Prompt »
Output each entry that follows exactly. Images stay out.
#### Information given ####
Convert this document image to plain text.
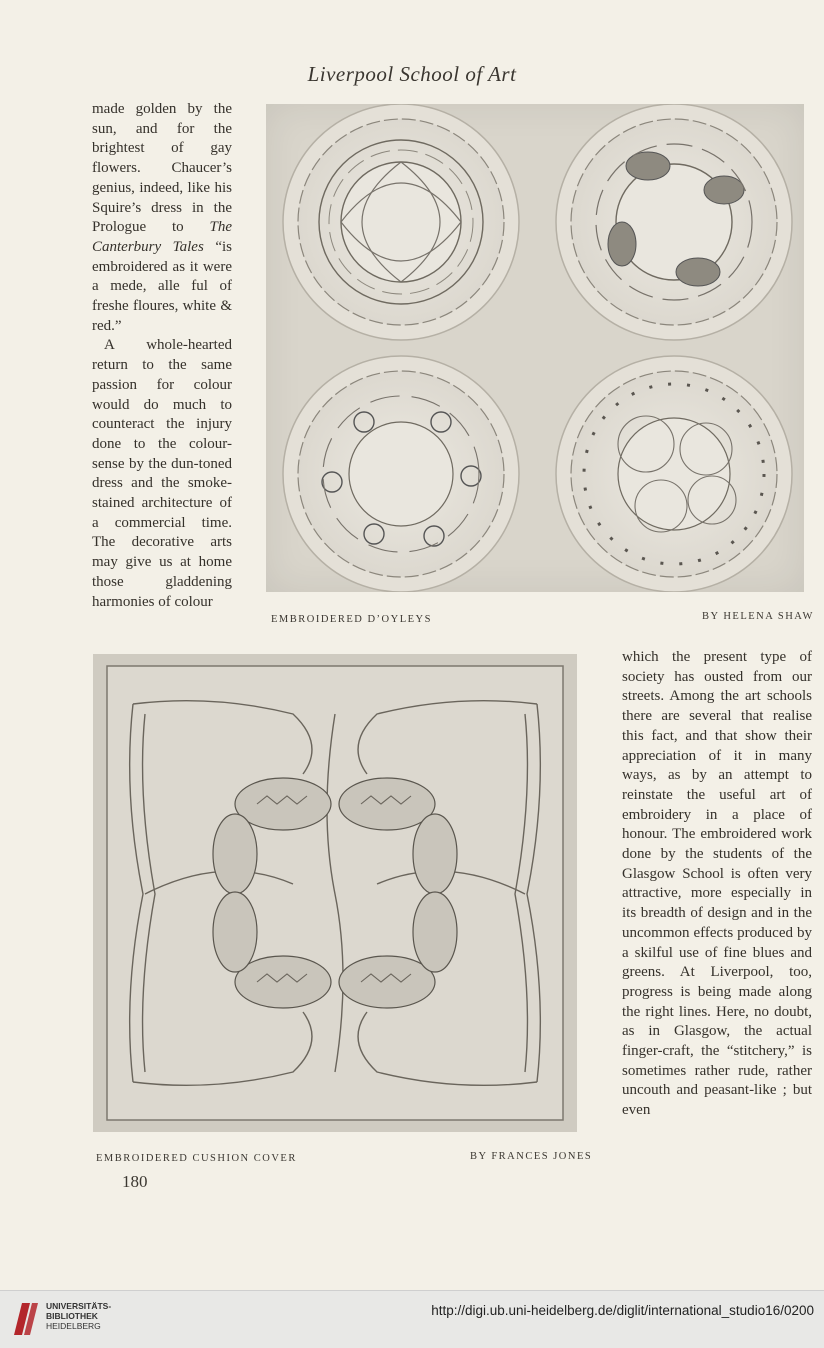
Liverpool School of Art

made golden by the sun, and for the brightest of gay flowers. Chaucer’s genius, indeed, like his Squire’s dress in the Prologue to The Canterbury Tales “is embroidered as it were a mede, alle ful of freshe floures, white & red.”

A whole-hearted return to the same passion for colour would do much to counteract the injury done to the colour-sense by the dun-toned dress and the smoke-stained architecture of a commercial time. The decorative arts may give us at home those gladdening harmonies of colour

EMBROIDERED D’OYLEYS	BY HELENA SHAW
EMBROIDERED CUSHION COVER	BY FRANCES JONES
which the present type of society has ousted from our streets. Among the art schools there are several that realise this fact, and that show their appreciation of it in many ways, as by an attempt to reinstate the useful art of embroidery in a place of honour. The embroidered work done by the students of the Glasgow School is often very attractive, more especially in its breadth of design and in the uncommon effects produced by a skilful use of fine blues and greens. At Liverpool, too, progress is being made along the right lines. Here, no doubt, as in Glasgow, the actual finger-craft, the “stitchery,” is sometimes rather rude, rather uncouth and peasant-like ; but even
180
UNIVERSITÄTS-
BIBLIOTHEK
HEIDELBERG
http://digi.ub.uni-heidelberg.de/diglit/international_studio16/0200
####
Reply to the task »
Convert this document image to plain text.
Liverpool School of Art

made golden by the sun, and for the brightest of gay flowers. Chaucer’s genius, indeed, like his Squire’s dress in the Prologue to The Canterbury Tales “is embroidered as it were a mede, alle ful of freshe floures, white & red.”

A whole-hearted return to the same passion for colour would do much to counteract the injury done to the colour-sense by the dun-toned dress and the smoke-stained architecture of a commercial time. The decorative arts may give us at home those gladdening harmonies of colour

EMBROIDERED D’OYLEYS	BY HELENA SHAW
EMBROIDERED CUSHION COVER	BY FRANCES JONES
which the present type of society has ousted from our streets. Among the art schools there are several that realise this fact, and that show their appreciation of it in many ways, as by an attempt to reinstate the useful art of embroidery in a place of honour. The embroidered work done by the students of the Glasgow School is often very attractive, more especially in its breadth of design and in the uncommon effects produced by a skilful use of fine blues and greens. At Liverpool, too, progress is being made along the right lines. Here, no doubt, as in Glasgow, the actual finger-craft, the “stitchery,” is sometimes rather rude, rather uncouth and peasant-like ; but even
180
UNIVERSITÄTS-
BIBLIOTHEK
HEIDELBERG
http://digi.ub.uni-heidelberg.de/diglit/international_studio16/0200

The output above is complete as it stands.